== TASK DESCRIPTION ==
Return every line in the data that contains the string "Ellipse", matching case exactly.

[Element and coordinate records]
++++

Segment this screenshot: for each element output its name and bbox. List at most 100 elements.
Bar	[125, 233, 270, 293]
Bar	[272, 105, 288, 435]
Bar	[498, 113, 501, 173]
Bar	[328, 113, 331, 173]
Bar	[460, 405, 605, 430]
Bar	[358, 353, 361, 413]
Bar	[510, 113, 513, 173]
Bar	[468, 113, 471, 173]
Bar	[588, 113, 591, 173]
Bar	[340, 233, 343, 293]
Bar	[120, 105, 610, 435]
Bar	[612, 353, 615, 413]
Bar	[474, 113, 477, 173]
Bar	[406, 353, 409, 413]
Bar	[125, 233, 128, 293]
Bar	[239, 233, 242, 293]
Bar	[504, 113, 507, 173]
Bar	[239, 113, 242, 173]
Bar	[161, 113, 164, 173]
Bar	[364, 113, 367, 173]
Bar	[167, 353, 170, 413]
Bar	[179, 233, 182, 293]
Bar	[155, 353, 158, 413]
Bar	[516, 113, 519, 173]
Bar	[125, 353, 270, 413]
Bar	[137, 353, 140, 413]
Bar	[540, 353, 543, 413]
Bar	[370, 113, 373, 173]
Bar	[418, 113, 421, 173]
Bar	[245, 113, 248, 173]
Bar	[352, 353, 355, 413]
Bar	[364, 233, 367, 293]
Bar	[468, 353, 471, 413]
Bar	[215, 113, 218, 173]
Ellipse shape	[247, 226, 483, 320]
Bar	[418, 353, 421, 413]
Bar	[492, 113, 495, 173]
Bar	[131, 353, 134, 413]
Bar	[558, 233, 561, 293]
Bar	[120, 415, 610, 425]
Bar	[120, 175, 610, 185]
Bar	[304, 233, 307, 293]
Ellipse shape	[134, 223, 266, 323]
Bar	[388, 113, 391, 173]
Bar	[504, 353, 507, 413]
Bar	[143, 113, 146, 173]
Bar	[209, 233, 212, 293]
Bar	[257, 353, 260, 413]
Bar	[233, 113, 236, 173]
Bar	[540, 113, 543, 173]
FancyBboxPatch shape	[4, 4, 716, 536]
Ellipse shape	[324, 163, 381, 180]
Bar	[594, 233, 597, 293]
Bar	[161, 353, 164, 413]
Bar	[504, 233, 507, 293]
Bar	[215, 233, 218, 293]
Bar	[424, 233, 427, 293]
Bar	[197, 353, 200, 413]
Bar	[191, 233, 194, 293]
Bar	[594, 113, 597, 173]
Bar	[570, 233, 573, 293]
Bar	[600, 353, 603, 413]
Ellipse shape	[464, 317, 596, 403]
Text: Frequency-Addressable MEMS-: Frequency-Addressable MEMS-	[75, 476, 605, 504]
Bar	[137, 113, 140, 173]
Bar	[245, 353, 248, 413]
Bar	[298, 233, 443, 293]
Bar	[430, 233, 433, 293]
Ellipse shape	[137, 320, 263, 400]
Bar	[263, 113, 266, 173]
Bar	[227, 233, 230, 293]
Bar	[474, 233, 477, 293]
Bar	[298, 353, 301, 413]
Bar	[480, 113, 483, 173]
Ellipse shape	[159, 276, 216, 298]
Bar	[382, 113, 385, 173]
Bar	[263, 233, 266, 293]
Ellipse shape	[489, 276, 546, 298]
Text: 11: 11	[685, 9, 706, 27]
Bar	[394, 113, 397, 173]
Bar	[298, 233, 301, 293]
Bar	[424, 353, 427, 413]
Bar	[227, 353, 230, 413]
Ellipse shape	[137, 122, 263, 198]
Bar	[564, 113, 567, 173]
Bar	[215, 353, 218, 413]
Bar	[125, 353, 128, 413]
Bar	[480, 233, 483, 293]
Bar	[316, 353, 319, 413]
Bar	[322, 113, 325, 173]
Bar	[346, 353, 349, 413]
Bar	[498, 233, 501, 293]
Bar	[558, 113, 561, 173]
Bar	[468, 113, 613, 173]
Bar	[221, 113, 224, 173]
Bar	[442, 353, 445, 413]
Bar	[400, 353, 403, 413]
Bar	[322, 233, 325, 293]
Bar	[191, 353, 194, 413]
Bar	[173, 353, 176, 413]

++++

== TASK ANSWER ==
Ellipse shape	[247, 226, 483, 320]
Ellipse shape	[134, 223, 266, 323]
Ellipse shape	[324, 163, 381, 180]
Ellipse shape	[464, 317, 596, 403]
Ellipse shape	[137, 320, 263, 400]
Ellipse shape	[159, 276, 216, 298]
Ellipse shape	[489, 276, 546, 298]
Ellipse shape	[137, 122, 263, 198]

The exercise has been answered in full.